Data excerpts
★ ★ ★ ★ ★

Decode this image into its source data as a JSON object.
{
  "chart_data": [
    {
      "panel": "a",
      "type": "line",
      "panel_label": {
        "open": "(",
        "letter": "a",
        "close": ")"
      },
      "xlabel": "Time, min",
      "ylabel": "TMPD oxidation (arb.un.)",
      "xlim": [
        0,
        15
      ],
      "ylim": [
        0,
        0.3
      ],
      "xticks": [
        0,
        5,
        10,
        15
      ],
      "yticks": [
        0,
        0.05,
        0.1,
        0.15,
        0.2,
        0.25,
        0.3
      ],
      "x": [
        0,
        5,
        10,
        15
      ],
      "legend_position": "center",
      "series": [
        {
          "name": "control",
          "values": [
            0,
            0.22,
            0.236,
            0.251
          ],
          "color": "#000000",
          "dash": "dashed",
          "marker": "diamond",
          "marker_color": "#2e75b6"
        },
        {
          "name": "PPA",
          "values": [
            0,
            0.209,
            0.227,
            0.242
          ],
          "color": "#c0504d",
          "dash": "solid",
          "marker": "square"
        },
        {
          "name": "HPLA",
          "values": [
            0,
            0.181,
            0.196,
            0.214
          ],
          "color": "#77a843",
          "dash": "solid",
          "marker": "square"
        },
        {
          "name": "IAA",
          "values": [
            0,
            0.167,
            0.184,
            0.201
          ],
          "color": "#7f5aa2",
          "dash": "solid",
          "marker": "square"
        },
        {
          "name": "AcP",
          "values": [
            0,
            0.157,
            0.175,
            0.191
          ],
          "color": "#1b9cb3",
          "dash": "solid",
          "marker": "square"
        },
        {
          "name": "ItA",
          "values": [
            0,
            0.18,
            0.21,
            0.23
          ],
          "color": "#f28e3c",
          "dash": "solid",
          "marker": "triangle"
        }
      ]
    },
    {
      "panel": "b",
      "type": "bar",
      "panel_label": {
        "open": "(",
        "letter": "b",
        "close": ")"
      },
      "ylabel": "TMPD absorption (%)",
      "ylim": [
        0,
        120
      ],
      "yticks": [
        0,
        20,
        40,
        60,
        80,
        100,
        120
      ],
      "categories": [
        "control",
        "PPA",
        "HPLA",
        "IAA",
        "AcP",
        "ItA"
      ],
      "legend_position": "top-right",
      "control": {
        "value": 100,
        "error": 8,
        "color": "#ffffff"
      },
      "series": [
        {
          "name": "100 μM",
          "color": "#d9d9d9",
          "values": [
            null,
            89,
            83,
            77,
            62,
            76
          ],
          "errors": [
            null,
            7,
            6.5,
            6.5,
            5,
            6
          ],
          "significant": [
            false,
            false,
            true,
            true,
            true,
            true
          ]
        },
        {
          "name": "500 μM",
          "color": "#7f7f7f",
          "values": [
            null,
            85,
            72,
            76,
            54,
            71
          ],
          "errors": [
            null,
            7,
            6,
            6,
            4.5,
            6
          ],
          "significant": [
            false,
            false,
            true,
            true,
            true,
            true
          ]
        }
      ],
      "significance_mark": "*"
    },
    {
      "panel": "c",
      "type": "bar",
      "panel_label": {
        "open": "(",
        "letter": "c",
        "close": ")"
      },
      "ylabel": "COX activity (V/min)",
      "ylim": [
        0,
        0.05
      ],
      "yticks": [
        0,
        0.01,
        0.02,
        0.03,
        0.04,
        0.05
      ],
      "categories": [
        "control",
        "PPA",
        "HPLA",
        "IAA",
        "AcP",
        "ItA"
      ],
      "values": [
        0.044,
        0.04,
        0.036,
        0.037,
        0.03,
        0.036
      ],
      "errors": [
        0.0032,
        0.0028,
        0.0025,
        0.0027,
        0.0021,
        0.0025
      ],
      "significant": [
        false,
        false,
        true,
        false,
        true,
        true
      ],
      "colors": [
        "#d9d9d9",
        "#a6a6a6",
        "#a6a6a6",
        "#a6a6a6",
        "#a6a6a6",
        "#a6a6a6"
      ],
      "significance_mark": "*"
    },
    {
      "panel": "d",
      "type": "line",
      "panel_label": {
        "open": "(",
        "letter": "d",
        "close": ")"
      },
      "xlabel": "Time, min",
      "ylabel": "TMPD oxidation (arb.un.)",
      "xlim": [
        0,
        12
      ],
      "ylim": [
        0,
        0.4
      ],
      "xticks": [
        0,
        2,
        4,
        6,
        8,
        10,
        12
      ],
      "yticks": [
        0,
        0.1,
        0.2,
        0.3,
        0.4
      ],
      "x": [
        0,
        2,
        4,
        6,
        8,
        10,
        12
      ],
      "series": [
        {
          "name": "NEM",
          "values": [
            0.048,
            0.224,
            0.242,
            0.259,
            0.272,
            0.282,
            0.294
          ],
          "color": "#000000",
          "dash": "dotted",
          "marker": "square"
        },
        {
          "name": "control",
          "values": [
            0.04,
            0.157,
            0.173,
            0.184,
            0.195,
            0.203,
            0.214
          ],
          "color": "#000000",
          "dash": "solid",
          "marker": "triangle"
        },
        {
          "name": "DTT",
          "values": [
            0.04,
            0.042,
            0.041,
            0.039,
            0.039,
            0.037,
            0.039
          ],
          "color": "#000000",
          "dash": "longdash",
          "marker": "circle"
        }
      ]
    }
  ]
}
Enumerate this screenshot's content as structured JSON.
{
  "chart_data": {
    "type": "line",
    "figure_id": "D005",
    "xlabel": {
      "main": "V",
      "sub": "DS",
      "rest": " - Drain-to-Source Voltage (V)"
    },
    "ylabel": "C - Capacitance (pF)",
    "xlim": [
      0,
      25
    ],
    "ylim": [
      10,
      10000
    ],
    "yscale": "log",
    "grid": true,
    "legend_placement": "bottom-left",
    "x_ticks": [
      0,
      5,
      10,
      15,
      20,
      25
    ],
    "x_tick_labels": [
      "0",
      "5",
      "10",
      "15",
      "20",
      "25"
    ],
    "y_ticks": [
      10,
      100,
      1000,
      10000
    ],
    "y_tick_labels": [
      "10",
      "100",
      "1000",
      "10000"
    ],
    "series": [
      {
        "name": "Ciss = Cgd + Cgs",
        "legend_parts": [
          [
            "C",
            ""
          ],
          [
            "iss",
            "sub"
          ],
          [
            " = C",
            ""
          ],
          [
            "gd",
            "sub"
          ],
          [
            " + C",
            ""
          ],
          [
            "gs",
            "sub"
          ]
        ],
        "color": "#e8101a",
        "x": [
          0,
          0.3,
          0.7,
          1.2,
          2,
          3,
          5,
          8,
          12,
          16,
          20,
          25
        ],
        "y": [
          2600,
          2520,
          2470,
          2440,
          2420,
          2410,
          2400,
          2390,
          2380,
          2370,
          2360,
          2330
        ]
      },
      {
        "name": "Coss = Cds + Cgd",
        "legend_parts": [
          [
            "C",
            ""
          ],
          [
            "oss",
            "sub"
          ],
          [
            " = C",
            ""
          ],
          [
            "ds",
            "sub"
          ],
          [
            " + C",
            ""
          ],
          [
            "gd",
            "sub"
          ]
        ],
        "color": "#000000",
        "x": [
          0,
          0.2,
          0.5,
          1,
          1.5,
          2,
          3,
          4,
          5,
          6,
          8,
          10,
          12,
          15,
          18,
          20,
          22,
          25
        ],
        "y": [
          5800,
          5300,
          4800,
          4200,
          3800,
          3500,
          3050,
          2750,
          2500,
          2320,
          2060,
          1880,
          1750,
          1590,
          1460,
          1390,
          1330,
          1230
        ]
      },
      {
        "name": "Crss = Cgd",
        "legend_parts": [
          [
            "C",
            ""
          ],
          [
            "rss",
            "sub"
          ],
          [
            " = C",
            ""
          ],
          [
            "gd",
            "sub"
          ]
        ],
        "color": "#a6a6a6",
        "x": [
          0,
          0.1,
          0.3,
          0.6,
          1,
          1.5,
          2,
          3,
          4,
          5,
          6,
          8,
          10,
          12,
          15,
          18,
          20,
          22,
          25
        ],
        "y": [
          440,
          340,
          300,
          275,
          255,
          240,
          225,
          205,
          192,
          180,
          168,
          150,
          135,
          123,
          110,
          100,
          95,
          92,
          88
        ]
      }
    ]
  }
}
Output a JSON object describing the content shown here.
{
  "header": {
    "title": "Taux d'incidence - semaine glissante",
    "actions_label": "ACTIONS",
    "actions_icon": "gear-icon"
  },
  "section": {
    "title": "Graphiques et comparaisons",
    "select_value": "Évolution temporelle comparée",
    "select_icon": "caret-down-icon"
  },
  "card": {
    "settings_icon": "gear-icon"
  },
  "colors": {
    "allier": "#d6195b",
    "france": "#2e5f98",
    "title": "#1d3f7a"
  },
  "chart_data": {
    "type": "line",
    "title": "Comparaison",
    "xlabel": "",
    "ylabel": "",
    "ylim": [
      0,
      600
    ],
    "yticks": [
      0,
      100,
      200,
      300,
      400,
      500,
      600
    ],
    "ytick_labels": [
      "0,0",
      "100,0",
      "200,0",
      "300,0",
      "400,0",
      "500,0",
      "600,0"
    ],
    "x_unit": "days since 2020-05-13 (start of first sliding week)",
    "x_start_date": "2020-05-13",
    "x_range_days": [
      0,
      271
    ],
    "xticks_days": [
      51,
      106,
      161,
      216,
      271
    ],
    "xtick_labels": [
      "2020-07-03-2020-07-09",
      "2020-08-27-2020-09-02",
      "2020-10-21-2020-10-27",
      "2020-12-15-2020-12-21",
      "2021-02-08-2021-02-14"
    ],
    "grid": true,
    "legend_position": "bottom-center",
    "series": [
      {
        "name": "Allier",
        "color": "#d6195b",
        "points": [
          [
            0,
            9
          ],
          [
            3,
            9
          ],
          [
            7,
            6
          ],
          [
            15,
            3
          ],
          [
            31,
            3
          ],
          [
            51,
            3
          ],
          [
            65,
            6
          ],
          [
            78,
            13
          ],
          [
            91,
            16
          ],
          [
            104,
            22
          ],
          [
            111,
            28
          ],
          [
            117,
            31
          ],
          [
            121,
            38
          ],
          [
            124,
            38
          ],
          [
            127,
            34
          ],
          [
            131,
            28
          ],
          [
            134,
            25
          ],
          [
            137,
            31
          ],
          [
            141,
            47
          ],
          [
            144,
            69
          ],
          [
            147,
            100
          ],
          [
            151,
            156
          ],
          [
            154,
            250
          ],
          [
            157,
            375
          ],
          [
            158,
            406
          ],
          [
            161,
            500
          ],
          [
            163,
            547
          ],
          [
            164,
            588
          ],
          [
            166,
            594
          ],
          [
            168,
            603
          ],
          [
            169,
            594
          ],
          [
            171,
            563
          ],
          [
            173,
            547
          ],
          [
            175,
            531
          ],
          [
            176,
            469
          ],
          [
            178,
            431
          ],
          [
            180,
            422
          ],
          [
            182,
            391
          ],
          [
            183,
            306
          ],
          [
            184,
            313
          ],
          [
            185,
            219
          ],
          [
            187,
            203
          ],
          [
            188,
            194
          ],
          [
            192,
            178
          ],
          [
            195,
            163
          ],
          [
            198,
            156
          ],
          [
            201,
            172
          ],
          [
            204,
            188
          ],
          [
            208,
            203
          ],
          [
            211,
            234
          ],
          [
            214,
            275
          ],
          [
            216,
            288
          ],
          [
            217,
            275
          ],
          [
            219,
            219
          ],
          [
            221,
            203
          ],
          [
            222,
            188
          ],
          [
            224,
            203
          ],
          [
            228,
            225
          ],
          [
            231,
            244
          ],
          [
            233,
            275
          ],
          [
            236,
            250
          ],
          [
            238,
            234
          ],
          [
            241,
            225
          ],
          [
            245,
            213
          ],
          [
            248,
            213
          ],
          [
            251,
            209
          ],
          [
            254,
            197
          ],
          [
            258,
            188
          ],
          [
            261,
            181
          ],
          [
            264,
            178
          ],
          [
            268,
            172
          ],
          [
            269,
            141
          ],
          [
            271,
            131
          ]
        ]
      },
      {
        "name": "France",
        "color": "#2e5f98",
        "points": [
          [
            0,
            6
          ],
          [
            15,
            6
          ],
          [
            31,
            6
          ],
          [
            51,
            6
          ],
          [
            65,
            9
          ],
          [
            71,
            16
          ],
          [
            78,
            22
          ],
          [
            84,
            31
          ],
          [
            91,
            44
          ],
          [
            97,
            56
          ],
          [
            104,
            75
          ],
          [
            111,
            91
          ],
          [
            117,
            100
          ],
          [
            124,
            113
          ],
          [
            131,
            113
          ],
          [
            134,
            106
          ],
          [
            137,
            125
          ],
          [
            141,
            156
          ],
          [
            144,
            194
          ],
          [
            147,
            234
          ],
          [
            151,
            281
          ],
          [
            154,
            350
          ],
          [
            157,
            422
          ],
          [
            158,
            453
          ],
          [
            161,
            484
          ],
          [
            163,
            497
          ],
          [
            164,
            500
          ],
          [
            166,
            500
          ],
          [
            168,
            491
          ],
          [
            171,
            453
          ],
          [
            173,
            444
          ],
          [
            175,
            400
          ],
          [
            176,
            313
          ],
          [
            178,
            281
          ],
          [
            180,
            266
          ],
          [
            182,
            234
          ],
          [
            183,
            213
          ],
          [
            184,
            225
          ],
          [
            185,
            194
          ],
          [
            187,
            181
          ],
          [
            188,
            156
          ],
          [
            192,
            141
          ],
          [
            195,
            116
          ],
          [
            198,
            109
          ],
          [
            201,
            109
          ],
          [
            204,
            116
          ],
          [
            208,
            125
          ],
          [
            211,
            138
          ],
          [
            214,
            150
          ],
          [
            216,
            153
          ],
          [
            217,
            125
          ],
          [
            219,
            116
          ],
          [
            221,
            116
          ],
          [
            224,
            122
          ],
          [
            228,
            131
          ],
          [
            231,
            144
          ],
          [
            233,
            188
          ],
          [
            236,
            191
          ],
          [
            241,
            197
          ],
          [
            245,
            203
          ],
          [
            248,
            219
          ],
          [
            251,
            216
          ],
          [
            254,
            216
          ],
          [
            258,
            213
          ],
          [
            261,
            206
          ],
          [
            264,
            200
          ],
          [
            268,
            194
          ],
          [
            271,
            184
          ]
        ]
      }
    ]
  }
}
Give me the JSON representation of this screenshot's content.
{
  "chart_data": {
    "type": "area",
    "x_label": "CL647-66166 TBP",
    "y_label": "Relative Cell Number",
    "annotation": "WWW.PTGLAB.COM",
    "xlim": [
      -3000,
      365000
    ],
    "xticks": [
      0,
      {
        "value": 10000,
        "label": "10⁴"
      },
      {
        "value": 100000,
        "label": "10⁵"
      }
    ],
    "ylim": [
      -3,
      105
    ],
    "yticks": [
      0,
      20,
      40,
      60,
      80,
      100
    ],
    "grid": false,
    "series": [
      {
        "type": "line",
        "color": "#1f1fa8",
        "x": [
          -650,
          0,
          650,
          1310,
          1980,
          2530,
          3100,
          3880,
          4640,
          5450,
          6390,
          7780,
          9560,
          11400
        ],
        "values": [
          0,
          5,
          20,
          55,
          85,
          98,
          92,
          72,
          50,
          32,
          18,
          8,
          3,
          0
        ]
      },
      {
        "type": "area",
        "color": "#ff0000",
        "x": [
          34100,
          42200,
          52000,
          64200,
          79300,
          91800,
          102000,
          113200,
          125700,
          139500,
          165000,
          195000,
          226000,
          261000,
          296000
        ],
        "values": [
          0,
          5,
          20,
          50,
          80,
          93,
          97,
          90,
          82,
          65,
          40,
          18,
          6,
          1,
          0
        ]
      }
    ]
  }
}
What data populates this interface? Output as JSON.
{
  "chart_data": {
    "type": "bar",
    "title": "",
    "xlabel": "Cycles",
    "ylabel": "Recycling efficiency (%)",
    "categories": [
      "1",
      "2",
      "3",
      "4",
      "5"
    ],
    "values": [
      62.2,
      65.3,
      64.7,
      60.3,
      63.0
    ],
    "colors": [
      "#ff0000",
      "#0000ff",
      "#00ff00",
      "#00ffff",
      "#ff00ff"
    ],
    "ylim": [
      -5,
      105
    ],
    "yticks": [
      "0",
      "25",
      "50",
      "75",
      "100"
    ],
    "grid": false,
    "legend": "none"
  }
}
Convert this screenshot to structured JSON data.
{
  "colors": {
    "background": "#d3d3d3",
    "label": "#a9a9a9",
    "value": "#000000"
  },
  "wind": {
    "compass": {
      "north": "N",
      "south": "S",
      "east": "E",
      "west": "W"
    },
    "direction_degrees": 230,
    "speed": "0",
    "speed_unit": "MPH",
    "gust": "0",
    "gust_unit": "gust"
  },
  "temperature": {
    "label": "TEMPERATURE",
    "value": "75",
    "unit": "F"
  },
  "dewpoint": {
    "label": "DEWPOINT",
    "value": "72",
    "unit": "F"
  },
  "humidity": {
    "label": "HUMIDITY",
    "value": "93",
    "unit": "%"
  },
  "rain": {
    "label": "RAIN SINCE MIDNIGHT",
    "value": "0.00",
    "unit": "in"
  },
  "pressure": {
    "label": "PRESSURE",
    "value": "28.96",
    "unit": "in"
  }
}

★ ★ ★ ★ ★

Task to complete
Using the listing above, gather each line that holds the string "ylabel" and copy it.

Correct result
      "ylabel": "TMPD oxidation (arb.un.)",
      "ylabel": "TMPD absorption (%)",
      "ylabel": "COX activity (V/min)",
      "ylabel": "TMPD oxidation (arb.un.)",
    "ylabel": "C - Capacitance (pF)",
    "ylabel": "",
    "ylabel": "Recycling efficiency (%)",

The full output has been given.